— Begin Rows —

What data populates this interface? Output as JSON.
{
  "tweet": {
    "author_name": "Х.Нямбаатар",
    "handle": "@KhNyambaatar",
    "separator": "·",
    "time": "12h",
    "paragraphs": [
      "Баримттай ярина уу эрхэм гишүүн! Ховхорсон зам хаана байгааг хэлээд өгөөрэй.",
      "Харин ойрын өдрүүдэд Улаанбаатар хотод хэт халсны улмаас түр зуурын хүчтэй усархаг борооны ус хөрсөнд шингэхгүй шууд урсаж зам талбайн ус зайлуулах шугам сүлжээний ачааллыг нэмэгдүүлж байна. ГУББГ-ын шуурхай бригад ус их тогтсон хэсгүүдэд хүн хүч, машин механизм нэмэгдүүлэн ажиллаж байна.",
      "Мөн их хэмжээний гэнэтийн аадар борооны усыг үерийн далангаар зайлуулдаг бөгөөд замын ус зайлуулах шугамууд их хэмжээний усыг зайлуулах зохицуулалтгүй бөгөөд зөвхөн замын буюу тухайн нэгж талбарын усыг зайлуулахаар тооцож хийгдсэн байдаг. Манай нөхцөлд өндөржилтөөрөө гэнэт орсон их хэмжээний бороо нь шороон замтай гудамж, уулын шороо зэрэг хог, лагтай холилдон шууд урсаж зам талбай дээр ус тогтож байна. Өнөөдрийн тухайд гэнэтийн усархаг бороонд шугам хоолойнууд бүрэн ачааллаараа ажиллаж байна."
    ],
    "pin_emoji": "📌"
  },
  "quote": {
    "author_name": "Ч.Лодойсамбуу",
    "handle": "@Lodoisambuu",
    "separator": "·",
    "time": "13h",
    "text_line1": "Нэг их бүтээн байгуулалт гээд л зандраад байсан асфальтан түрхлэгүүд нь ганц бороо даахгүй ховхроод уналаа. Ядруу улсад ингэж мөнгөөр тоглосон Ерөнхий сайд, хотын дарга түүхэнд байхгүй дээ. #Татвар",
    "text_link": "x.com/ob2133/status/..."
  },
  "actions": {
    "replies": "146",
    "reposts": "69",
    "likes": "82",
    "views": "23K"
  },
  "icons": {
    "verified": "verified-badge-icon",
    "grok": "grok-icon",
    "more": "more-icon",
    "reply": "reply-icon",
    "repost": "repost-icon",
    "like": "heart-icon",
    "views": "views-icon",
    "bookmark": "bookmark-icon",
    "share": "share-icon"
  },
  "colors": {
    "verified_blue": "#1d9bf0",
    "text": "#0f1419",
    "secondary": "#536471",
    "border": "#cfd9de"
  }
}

— End Rows —

What to do: Please restate the data word for word, every record included.

Final answer:
What data populates this interface? Output as JSON.
{
  "tweet": {
    "author_name": "Х.Нямбаатар",
    "handle": "@KhNyambaatar",
    "separator": "·",
    "time": "12h",
    "paragraphs": [
      "Баримттай ярина уу эрхэм гишүүн! Ховхорсон зам хаана байгааг хэлээд өгөөрэй.",
      "Харин ойрын өдрүүдэд Улаанбаатар хотод хэт халсны улмаас түр зуурын хүчтэй усархаг борооны ус хөрсөнд шингэхгүй шууд урсаж зам талбайн ус зайлуулах шугам сүлжээний ачааллыг нэмэгдүүлж байна. ГУББГ-ын шуурхай бригад ус их тогтсон хэсгүүдэд хүн хүч, машин механизм нэмэгдүүлэн ажиллаж байна.",
      "Мөн их хэмжээний гэнэтийн аадар борооны усыг үерийн далангаар зайлуулдаг бөгөөд замын ус зайлуулах шугамууд их хэмжээний усыг зайлуулах зохицуулалтгүй бөгөөд зөвхөн замын буюу тухайн нэгж талбарын усыг зайлуулахаар тооцож хийгдсэн байдаг. Манай нөхцөлд өндөржилтөөрөө гэнэт орсон их хэмжээний бороо нь шороон замтай гудамж, уулын шороо зэрэг хог, лагтай холилдон шууд урсаж зам талбай дээр ус тогтож байна. Өнөөдрийн тухайд гэнэтийн усархаг бороонд шугам хоолойнууд бүрэн ачааллаараа ажиллаж байна."
    ],
    "pin_emoji": "📌"
  },
  "quote": {
    "author_name": "Ч.Лодойсамбуу",
    "handle": "@Lodoisambuu",
    "separator": "·",
    "time": "13h",
    "text_line1": "Нэг их бүтээн байгуулалт гээд л зандраад байсан асфальтан түрхлэгүүд нь ганц бороо даахгүй ховхроод уналаа. Ядруу улсад ингэж мөнгөөр тоглосон Ерөнхий сайд, хотын дарга түүхэнд байхгүй дээ. #Татвар",
    "text_link": "x.com/ob2133/status/..."
  },
  "actions": {
    "replies": "146",
    "reposts": "69",
    "likes": "82",
    "views": "23K"
  },
  "icons": {
    "verified": "verified-badge-icon",
    "grok": "grok-icon",
    "more": "more-icon",
    "reply": "reply-icon",
    "repost": "repost-icon",
    "like": "heart-icon",
    "views": "views-icon",
    "bookmark": "bookmark-icon",
    "share": "share-icon"
  },
  "colors": {
    "verified_blue": "#1d9bf0",
    "text": "#0f1419",
    "secondary": "#536471",
    "border": "#cfd9de"
  }
}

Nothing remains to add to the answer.